— DO THIS —
Go through the material and pull out every line with the string "David" in it.

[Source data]
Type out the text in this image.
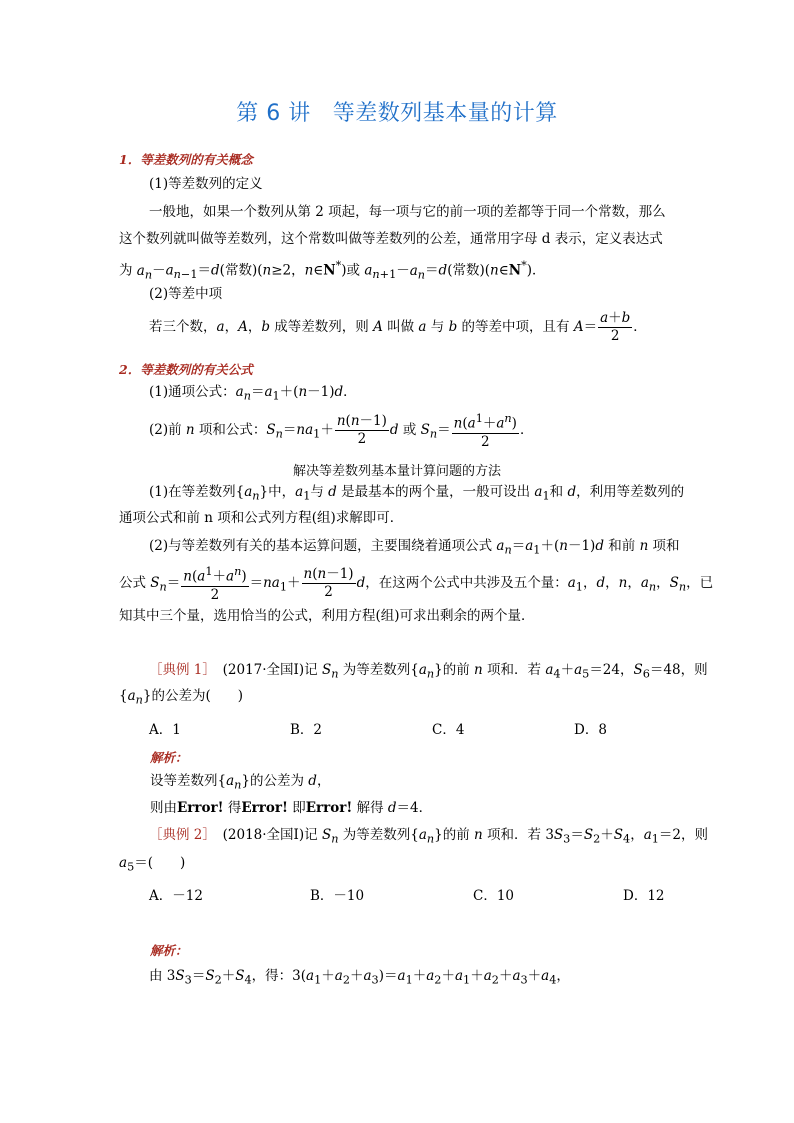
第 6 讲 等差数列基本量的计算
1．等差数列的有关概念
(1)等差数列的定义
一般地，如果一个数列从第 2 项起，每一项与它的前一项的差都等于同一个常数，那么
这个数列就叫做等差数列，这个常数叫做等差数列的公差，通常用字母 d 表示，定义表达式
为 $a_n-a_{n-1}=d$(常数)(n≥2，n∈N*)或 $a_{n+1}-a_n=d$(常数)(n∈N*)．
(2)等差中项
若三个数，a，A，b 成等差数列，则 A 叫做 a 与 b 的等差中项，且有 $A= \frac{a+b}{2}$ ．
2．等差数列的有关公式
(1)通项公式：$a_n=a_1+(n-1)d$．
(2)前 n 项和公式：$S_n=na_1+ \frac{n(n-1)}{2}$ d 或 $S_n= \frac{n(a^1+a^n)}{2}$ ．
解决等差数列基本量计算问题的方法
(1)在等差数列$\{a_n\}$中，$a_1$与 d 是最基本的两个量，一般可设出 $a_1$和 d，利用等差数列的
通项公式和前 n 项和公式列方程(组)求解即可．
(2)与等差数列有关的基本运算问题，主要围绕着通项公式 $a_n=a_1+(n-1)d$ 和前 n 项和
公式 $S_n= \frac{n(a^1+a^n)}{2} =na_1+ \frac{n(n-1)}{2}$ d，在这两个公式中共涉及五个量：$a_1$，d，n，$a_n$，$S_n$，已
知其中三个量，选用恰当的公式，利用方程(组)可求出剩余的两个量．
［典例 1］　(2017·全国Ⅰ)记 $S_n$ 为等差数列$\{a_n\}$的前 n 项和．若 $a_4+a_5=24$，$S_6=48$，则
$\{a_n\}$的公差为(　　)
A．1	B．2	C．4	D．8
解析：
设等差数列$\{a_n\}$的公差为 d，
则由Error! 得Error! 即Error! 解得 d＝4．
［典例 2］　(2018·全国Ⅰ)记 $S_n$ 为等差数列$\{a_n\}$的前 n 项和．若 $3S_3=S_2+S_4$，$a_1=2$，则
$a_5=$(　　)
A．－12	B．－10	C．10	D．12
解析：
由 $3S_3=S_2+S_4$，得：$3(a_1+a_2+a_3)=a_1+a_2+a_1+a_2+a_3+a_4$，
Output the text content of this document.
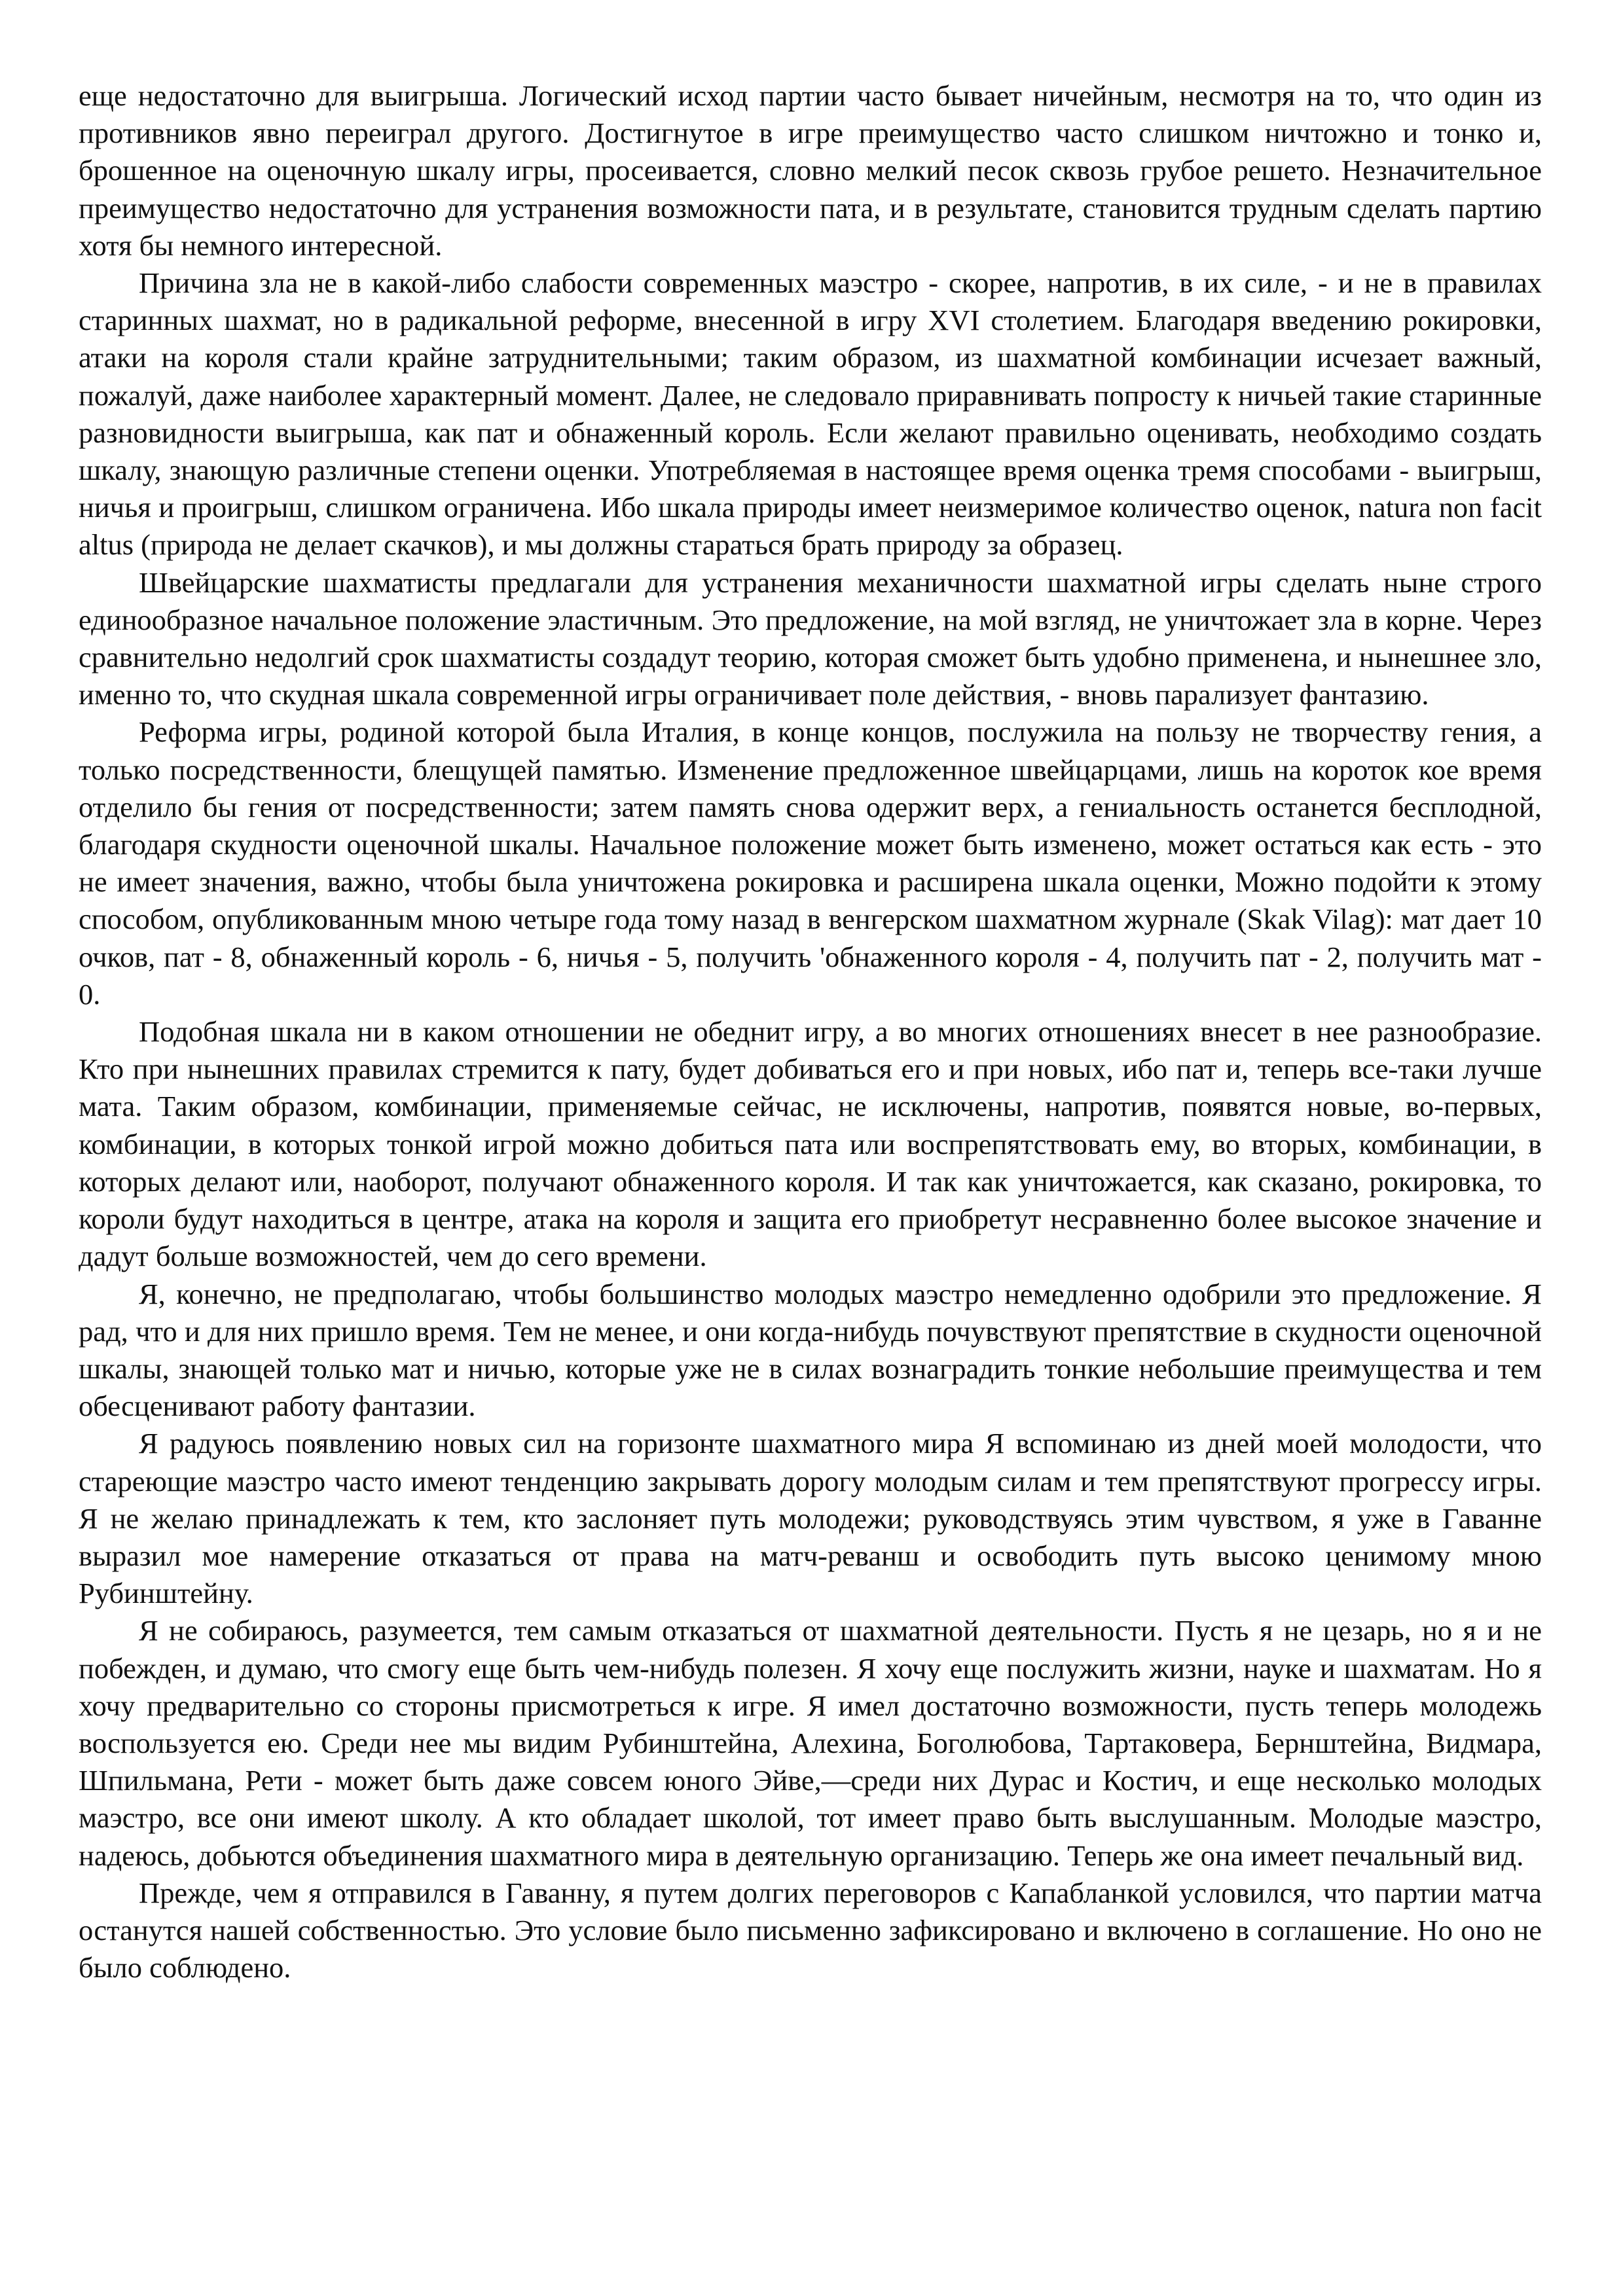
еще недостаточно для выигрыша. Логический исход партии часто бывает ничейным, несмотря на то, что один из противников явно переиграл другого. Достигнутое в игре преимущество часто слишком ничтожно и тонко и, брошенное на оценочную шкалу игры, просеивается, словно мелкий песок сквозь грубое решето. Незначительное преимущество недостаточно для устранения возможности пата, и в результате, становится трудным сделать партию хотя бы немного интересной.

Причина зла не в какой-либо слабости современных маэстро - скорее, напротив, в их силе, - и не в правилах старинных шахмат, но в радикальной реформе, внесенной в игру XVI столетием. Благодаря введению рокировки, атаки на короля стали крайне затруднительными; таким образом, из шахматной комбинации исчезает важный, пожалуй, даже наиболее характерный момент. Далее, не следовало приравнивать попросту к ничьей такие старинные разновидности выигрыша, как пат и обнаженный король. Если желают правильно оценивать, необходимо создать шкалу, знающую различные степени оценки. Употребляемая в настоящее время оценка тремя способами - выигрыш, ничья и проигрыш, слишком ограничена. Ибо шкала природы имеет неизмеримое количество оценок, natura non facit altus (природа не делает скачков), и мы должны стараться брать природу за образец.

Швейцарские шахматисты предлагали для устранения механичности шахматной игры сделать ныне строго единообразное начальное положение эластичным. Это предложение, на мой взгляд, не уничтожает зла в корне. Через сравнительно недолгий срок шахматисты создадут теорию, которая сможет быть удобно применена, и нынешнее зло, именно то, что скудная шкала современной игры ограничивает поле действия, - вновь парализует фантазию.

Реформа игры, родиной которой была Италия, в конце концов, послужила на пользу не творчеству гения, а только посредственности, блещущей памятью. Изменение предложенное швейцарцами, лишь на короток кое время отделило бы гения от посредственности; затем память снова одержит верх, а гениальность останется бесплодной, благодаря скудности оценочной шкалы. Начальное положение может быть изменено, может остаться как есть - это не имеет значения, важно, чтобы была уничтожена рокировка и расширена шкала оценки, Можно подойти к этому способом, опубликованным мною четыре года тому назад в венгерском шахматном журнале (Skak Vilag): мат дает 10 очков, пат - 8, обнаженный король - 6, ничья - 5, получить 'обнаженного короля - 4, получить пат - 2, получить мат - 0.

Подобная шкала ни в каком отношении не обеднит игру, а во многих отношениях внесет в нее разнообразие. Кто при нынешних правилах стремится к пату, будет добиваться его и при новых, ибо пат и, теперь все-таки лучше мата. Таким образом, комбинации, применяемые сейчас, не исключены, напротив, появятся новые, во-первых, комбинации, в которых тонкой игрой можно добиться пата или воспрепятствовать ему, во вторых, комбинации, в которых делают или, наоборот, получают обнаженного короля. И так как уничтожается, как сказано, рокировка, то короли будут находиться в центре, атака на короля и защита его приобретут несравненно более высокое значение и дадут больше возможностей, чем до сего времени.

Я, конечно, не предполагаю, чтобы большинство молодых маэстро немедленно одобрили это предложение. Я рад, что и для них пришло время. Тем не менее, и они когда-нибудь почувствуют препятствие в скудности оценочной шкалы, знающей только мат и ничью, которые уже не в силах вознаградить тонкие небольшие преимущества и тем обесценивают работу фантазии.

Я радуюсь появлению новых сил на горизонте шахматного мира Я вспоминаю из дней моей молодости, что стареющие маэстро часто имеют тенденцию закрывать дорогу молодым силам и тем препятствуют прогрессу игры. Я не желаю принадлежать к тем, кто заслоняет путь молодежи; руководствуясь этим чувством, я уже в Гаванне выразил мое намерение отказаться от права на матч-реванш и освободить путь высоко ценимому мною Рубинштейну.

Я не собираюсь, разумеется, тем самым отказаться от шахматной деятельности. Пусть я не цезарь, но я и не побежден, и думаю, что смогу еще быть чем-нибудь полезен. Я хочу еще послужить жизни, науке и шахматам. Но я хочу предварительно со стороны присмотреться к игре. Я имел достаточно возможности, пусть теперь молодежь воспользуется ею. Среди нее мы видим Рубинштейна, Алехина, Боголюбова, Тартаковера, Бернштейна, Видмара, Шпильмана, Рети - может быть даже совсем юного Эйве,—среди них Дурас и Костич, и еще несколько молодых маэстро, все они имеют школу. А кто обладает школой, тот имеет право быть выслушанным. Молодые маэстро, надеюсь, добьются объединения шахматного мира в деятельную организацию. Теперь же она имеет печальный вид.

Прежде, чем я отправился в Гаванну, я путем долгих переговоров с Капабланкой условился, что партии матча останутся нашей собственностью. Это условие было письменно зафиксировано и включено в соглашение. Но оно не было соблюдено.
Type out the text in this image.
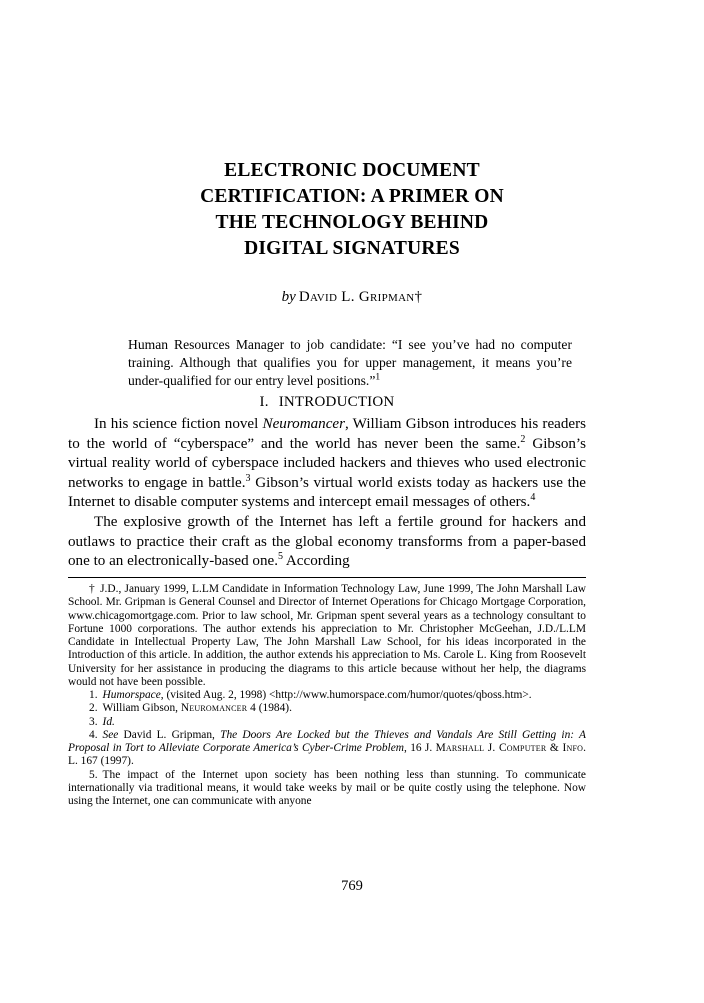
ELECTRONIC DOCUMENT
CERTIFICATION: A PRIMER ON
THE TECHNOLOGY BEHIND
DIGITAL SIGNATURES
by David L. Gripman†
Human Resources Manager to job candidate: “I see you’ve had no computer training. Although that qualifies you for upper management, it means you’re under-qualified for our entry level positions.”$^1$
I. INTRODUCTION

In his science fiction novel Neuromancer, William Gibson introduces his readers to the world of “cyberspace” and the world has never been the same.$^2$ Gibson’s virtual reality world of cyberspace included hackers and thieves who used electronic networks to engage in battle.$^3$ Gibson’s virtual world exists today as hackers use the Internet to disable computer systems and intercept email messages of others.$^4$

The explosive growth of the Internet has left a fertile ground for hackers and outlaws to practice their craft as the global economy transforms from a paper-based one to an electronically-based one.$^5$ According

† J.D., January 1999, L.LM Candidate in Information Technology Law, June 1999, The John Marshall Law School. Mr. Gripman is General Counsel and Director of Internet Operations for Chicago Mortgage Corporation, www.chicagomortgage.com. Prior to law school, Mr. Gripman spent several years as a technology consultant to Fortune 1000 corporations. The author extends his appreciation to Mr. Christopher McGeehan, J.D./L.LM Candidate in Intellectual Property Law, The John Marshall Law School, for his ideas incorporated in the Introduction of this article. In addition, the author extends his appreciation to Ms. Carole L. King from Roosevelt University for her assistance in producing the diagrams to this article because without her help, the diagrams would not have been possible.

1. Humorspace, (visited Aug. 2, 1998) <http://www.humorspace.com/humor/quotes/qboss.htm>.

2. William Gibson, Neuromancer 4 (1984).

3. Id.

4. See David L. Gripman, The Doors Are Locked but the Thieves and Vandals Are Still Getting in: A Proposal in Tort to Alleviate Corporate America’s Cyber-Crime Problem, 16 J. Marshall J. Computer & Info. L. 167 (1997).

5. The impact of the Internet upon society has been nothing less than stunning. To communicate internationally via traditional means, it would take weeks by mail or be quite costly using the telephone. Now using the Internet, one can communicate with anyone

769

— FINAL ANSWER —
by David L. Gripman†
4. See David L. Gripman, The Doors Are Locked but the Thieves and Vandals Are Still Getting in: A Proposal in Tort to Alleviate Corporate America’s Cyber-Crime Problem, 16 J. Marshall J. Computer & Info. L. 167 (1997).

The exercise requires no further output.